### WRITTEN INSTRUCTION
Single out the lines that include the word "State". Copy them.

Records that describe figures

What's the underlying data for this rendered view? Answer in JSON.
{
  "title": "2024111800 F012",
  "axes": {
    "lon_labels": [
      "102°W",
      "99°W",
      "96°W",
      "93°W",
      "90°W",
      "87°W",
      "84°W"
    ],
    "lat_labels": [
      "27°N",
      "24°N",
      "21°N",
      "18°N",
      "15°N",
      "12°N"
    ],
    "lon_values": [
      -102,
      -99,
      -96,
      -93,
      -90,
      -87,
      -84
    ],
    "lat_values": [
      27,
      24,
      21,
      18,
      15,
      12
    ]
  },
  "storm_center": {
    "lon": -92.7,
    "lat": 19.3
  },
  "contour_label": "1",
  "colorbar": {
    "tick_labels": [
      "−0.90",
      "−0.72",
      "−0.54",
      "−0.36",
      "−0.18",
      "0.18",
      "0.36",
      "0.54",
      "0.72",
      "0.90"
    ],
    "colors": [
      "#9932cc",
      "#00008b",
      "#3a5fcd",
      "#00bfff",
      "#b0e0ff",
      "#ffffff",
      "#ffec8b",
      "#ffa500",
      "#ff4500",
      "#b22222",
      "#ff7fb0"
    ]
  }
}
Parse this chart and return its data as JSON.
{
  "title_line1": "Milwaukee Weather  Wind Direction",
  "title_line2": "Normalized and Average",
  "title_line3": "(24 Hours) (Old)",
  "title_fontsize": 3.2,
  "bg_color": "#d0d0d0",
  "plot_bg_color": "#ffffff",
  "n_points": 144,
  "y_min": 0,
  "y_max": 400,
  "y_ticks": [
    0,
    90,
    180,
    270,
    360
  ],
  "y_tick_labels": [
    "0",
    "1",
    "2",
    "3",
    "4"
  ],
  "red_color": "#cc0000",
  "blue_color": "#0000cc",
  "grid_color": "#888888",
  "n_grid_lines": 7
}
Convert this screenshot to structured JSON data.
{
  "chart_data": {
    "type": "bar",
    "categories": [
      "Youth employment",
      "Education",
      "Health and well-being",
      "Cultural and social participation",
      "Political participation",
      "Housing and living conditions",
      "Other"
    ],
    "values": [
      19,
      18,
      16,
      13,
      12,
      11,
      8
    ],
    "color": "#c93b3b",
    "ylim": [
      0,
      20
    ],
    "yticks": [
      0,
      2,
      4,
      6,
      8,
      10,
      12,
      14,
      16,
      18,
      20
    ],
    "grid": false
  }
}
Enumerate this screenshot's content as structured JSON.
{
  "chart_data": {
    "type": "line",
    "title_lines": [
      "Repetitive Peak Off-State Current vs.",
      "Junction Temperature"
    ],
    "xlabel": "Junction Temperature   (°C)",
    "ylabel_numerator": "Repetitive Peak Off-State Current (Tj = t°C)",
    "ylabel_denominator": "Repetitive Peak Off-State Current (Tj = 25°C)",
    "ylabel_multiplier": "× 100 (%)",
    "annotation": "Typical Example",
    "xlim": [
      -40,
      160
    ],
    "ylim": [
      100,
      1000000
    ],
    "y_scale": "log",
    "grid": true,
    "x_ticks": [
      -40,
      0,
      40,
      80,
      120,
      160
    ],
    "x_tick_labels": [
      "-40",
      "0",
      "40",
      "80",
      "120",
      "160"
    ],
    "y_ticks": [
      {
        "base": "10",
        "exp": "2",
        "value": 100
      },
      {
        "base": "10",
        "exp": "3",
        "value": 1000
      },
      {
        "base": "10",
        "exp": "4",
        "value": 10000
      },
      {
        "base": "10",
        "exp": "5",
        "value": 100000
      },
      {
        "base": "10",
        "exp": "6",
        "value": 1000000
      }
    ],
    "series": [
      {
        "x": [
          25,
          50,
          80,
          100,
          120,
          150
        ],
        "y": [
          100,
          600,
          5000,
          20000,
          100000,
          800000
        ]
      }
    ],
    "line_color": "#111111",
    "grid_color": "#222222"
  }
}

### WORKED SOLUTION
      "Repetitive Peak Off-State Current vs.",
    "ylabel_numerator": "Repetitive Peak Off-State Current (Tj = t°C)",
    "ylabel_denominator": "Repetitive Peak Off-State Current (Tj = 25°C)",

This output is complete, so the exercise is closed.